EXERCISE DIRECTIONS → Return the listing word for word, as given.

RECORDS FOR THE TASK →
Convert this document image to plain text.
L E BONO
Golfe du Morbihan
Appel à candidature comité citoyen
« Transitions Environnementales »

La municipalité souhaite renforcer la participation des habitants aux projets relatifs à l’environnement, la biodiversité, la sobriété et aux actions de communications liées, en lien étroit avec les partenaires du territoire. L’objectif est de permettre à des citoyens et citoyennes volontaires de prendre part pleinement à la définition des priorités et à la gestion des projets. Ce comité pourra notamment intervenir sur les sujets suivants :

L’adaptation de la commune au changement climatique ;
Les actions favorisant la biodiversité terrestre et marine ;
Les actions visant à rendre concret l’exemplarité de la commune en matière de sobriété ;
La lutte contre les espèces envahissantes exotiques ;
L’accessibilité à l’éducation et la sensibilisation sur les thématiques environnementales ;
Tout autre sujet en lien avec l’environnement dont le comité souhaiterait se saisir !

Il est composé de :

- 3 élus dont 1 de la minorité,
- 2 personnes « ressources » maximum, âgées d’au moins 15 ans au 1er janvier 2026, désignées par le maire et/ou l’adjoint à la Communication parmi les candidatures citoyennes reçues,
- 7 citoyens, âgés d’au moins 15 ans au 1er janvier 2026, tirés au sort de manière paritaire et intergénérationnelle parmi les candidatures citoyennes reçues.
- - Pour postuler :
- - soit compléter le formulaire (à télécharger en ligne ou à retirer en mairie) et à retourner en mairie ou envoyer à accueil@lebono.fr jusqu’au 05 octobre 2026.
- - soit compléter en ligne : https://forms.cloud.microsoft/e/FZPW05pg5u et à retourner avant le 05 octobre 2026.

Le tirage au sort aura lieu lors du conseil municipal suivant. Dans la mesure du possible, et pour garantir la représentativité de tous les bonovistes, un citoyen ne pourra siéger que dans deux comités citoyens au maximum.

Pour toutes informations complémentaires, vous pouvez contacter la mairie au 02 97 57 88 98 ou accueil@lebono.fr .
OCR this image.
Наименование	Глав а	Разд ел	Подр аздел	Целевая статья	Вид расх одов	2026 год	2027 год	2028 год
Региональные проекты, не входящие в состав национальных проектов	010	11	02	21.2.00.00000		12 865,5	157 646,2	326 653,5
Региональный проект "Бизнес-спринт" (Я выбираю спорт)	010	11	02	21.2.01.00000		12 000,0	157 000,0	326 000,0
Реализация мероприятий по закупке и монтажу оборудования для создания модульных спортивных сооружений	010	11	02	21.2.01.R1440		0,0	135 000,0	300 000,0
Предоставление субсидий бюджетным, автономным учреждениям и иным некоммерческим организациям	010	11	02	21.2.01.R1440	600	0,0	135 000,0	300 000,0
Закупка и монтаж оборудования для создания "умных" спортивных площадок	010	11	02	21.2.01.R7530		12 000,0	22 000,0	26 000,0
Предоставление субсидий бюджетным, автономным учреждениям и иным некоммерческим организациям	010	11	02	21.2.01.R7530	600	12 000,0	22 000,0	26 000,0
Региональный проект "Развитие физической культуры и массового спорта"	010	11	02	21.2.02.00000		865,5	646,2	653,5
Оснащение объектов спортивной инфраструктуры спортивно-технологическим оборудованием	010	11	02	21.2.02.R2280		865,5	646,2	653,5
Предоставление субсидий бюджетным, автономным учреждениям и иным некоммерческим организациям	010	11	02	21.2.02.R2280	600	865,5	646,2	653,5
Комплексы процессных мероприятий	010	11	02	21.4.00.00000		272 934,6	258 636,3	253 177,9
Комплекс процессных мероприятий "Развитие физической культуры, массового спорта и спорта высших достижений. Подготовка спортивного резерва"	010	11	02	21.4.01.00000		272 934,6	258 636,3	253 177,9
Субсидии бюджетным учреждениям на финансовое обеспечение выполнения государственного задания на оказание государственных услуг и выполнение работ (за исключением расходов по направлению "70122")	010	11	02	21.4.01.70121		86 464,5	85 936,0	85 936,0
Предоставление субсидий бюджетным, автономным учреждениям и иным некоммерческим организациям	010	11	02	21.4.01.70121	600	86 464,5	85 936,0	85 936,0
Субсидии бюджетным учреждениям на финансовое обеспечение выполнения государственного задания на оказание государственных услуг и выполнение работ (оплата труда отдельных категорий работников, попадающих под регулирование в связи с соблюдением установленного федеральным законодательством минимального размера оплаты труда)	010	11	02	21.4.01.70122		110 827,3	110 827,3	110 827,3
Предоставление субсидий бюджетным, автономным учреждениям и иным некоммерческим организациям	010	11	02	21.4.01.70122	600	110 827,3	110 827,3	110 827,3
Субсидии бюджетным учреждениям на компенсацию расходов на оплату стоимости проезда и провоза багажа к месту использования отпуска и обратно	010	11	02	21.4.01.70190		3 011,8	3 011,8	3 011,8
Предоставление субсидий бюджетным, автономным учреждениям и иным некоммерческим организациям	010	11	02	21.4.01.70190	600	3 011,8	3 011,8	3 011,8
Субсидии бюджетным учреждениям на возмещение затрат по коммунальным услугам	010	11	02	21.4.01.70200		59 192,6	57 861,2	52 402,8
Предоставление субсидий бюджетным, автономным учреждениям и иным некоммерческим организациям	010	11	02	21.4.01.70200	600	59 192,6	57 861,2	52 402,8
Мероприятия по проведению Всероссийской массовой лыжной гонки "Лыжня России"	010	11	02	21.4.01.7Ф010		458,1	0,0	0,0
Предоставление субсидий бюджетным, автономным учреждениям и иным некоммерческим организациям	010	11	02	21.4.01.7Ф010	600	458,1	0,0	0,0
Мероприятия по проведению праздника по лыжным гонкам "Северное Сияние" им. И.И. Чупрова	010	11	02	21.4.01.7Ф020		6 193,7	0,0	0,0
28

FINAL ANSWER →
Convert this document image to plain text.
L E BONO
Golfe du Morbihan
Appel à candidature comité citoyen
« Transitions Environnementales »

La municipalité souhaite renforcer la participation des habitants aux projets relatifs à l’environnement, la biodiversité, la sobriété et aux actions de communications liées, en lien étroit avec les partenaires du territoire. L’objectif est de permettre à des citoyens et citoyennes volontaires de prendre part pleinement à la définition des priorités et à la gestion des projets. Ce comité pourra notamment intervenir sur les sujets suivants :

L’adaptation de la commune au changement climatique ;
Les actions favorisant la biodiversité terrestre et marine ;
Les actions visant à rendre concret l’exemplarité de la commune en matière de sobriété ;
La lutte contre les espèces envahissantes exotiques ;
L’accessibilité à l’éducation et la sensibilisation sur les thématiques environnementales ;
Tout autre sujet en lien avec l’environnement dont le comité souhaiterait se saisir !

Il est composé de :

- 3 élus dont 1 de la minorité,
- 2 personnes « ressources » maximum, âgées d’au moins 15 ans au 1er janvier 2026, désignées par le maire et/ou l’adjoint à la Communication parmi les candidatures citoyennes reçues,
- 7 citoyens, âgés d’au moins 15 ans au 1er janvier 2026, tirés au sort de manière paritaire et intergénérationnelle parmi les candidatures citoyennes reçues.
- - Pour postuler :
- - soit compléter le formulaire (à télécharger en ligne ou à retirer en mairie) et à retourner en mairie ou envoyer à accueil@lebono.fr jusqu’au 05 octobre 2026.
- - soit compléter en ligne : https://forms.cloud.microsoft/e/FZPW05pg5u et à retourner avant le 05 octobre 2026.

Le tirage au sort aura lieu lors du conseil municipal suivant. Dans la mesure du possible, et pour garantir la représentativité de tous les bonovistes, un citoyen ne pourra siéger que dans deux comités citoyens au maximum.

Pour toutes informations complémentaires, vous pouvez contacter la mairie au 02 97 57 88 98 ou accueil@lebono.fr .
OCR this image.
Наименование	Глав а	Разд ел	Подр аздел	Целевая статья	Вид расх одов	2026 год	2027 год	2028 год
Региональные проекты, не входящие в состав национальных проектов	010	11	02	21.2.00.00000		12 865,5	157 646,2	326 653,5
Региональный проект "Бизнес-спринт" (Я выбираю спорт)	010	11	02	21.2.01.00000		12 000,0	157 000,0	326 000,0
Реализация мероприятий по закупке и монтажу оборудования для создания модульных спортивных сооружений	010	11	02	21.2.01.R1440		0,0	135 000,0	300 000,0
Предоставление субсидий бюджетным, автономным учреждениям и иным некоммерческим организациям	010	11	02	21.2.01.R1440	600	0,0	135 000,0	300 000,0
Закупка и монтаж оборудования для создания "умных" спортивных площадок	010	11	02	21.2.01.R7530		12 000,0	22 000,0	26 000,0
Предоставление субсидий бюджетным, автономным учреждениям и иным некоммерческим организациям	010	11	02	21.2.01.R7530	600	12 000,0	22 000,0	26 000,0
Региональный проект "Развитие физической культуры и массового спорта"	010	11	02	21.2.02.00000		865,5	646,2	653,5
Оснащение объектов спортивной инфраструктуры спортивно-технологическим оборудованием	010	11	02	21.2.02.R2280		865,5	646,2	653,5
Предоставление субсидий бюджетным, автономным учреждениям и иным некоммерческим организациям	010	11	02	21.2.02.R2280	600	865,5	646,2	653,5
Комплексы процессных мероприятий	010	11	02	21.4.00.00000		272 934,6	258 636,3	253 177,9
Комплекс процессных мероприятий "Развитие физической культуры, массового спорта и спорта высших достижений. Подготовка спортивного резерва"	010	11	02	21.4.01.00000		272 934,6	258 636,3	253 177,9
Субсидии бюджетным учреждениям на финансовое обеспечение выполнения государственного задания на оказание государственных услуг и выполнение работ (за исключением расходов по направлению "70122")	010	11	02	21.4.01.70121		86 464,5	85 936,0	85 936,0
Предоставление субсидий бюджетным, автономным учреждениям и иным некоммерческим организациям	010	11	02	21.4.01.70121	600	86 464,5	85 936,0	85 936,0
Субсидии бюджетным учреждениям на финансовое обеспечение выполнения государственного задания на оказание государственных услуг и выполнение работ (оплата труда отдельных категорий работников, попадающих под регулирование в связи с соблюдением установленного федеральным законодательством минимального размера оплаты труда)	010	11	02	21.4.01.70122		110 827,3	110 827,3	110 827,3
Предоставление субсидий бюджетным, автономным учреждениям и иным некоммерческим организациям	010	11	02	21.4.01.70122	600	110 827,3	110 827,3	110 827,3
Субсидии бюджетным учреждениям на компенсацию расходов на оплату стоимости проезда и провоза багажа к месту использования отпуска и обратно	010	11	02	21.4.01.70190		3 011,8	3 011,8	3 011,8
Предоставление субсидий бюджетным, автономным учреждениям и иным некоммерческим организациям	010	11	02	21.4.01.70190	600	3 011,8	3 011,8	3 011,8
Субсидии бюджетным учреждениям на возмещение затрат по коммунальным услугам	010	11	02	21.4.01.70200		59 192,6	57 861,2	52 402,8
Предоставление субсидий бюджетным, автономным учреждениям и иным некоммерческим организациям	010	11	02	21.4.01.70200	600	59 192,6	57 861,2	52 402,8
Мероприятия по проведению Всероссийской массовой лыжной гонки "Лыжня России"	010	11	02	21.4.01.7Ф010		458,1	0,0	0,0
Предоставление субсидий бюджетным, автономным учреждениям и иным некоммерческим организациям	010	11	02	21.4.01.7Ф010	600	458,1	0,0	0,0
Мероприятия по проведению праздника по лыжным гонкам "Северное Сияние" им. И.И. Чупрова	010	11	02	21.4.01.7Ф020		6 193,7	0,0	0,0
28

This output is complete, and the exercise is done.